[Stored records]
================
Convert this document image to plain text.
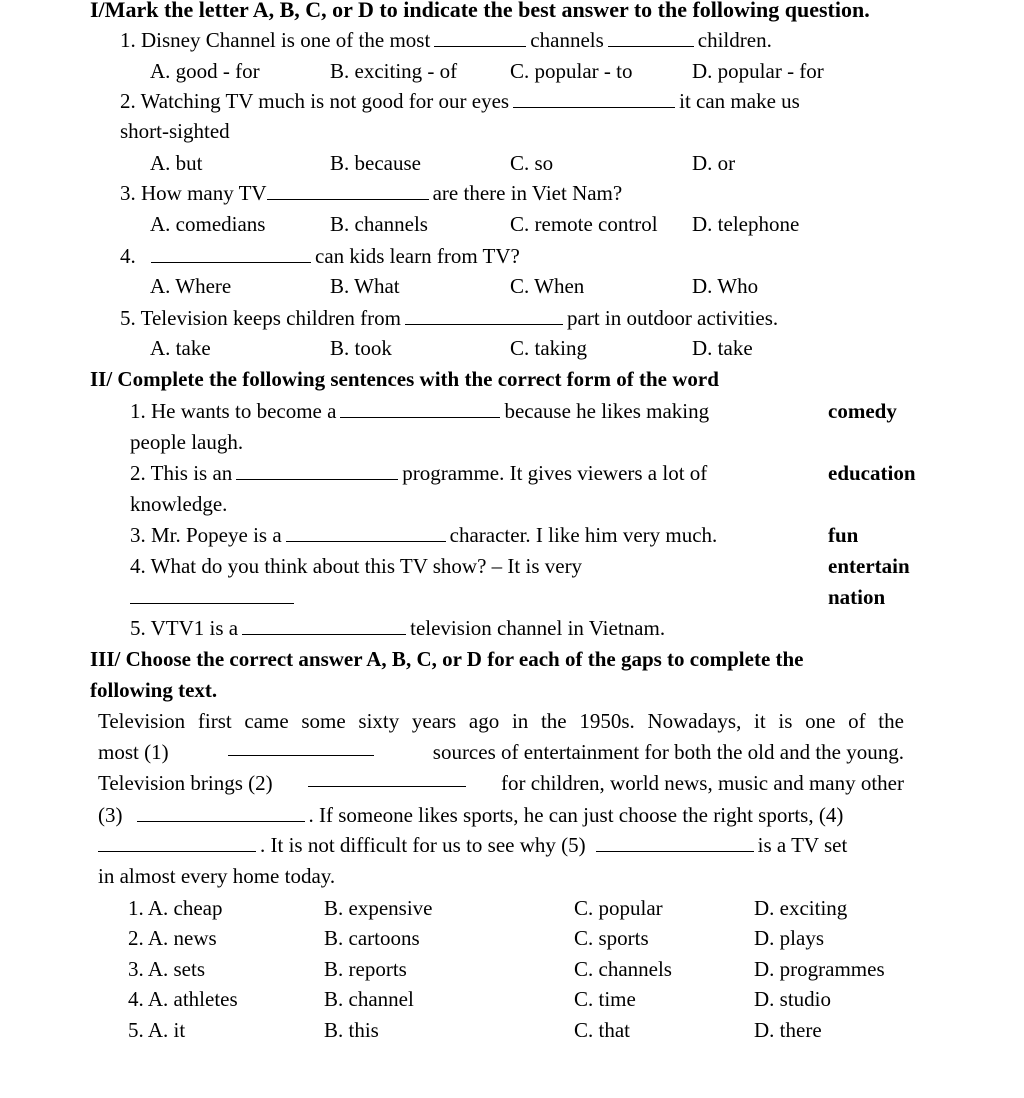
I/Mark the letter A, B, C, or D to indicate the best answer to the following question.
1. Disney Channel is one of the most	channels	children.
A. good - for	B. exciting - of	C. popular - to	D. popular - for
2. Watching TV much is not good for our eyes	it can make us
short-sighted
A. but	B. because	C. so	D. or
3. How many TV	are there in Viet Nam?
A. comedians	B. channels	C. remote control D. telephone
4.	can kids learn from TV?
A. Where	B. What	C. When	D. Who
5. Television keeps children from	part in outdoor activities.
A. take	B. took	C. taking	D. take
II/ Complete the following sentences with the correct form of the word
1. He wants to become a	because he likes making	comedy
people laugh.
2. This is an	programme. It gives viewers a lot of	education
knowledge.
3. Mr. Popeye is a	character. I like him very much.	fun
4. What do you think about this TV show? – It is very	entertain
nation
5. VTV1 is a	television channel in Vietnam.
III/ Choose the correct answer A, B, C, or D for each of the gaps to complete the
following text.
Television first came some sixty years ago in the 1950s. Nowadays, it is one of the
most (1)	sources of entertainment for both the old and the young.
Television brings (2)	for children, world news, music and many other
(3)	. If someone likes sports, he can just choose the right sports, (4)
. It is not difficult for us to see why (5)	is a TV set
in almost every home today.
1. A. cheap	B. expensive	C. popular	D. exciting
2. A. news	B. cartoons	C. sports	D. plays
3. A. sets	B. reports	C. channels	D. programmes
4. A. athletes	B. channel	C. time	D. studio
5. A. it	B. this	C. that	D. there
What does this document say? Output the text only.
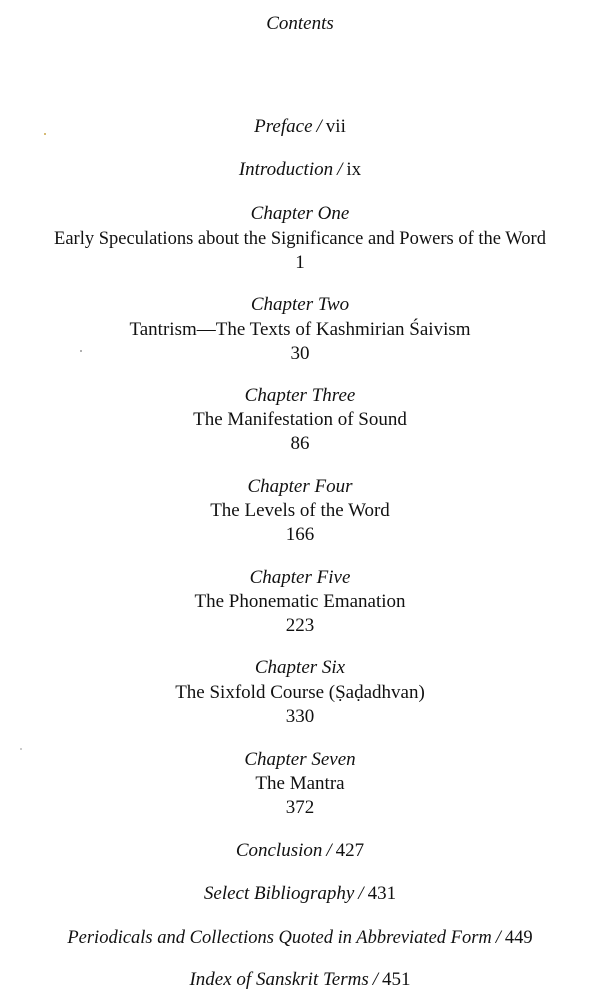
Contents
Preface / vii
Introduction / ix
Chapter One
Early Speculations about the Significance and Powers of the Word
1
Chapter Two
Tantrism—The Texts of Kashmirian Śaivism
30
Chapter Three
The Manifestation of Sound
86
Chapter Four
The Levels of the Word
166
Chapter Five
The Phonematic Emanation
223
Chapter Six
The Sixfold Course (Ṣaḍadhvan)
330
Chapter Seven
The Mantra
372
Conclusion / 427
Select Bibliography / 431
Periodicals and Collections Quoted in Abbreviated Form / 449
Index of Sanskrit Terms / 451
================
Make an exact copy of all entries above, dropping the images.

Convert this document image to plain text.
I/Mark the letter A, B, C, or D to indicate the best answer to the following question.
1. Disney Channel is one of the most	channels	children.
A. good - for	B. exciting - of	C. popular - to	D. popular - for
2. Watching TV much is not good for our eyes	it can make us
short-sighted
A. but	B. because	C. so	D. or
3. How many TV	are there in Viet Nam?
A. comedians	B. channels	C. remote control D. telephone
4.	can kids learn from TV?
A. Where	B. What	C. When	D. Who
5. Television keeps children from	part in outdoor activities.
A. take	B. took	C. taking	D. take
II/ Complete the following sentences with the correct form of the word
1. He wants to become a	because he likes making	comedy
people laugh.
2. This is an	programme. It gives viewers a lot of	education
knowledge.
3. Mr. Popeye is a	character. I like him very much.	fun
4. What do you think about this TV show? – It is very	entertain
nation
5. VTV1 is a	television channel in Vietnam.
III/ Choose the correct answer A, B, C, or D for each of the gaps to complete the
following text.
Television first came some sixty years ago in the 1950s. Nowadays, it is one of the
most (1)	sources of entertainment for both the old and the young.
Television brings (2)	for children, world news, music and many other
(3)	. If someone likes sports, he can just choose the right sports, (4)
. It is not difficult for us to see why (5)	is a TV set
in almost every home today.
1. A. cheap	B. expensive	C. popular	D. exciting
2. A. news	B. cartoons	C. sports	D. plays
3. A. sets	B. reports	C. channels	D. programmes
4. A. athletes	B. channel	C. time	D. studio
5. A. it	B. this	C. that	D. there
What does this document say? Output the text only.
Contents
Preface / vii
Introduction / ix
Chapter One
Early Speculations about the Significance and Powers of the Word
1
Chapter Two
Tantrism—The Texts of Kashmirian Śaivism
30
Chapter Three
The Manifestation of Sound
86
Chapter Four
The Levels of the Word
166
Chapter Five
The Phonematic Emanation
223
Chapter Six
The Sixfold Course (Ṣaḍadhvan)
330
Chapter Seven
The Mantra
372
Conclusion / 427
Select Bibliography / 431
Periodicals and Collections Quoted in Abbreviated Form / 449
Index of Sanskrit Terms / 451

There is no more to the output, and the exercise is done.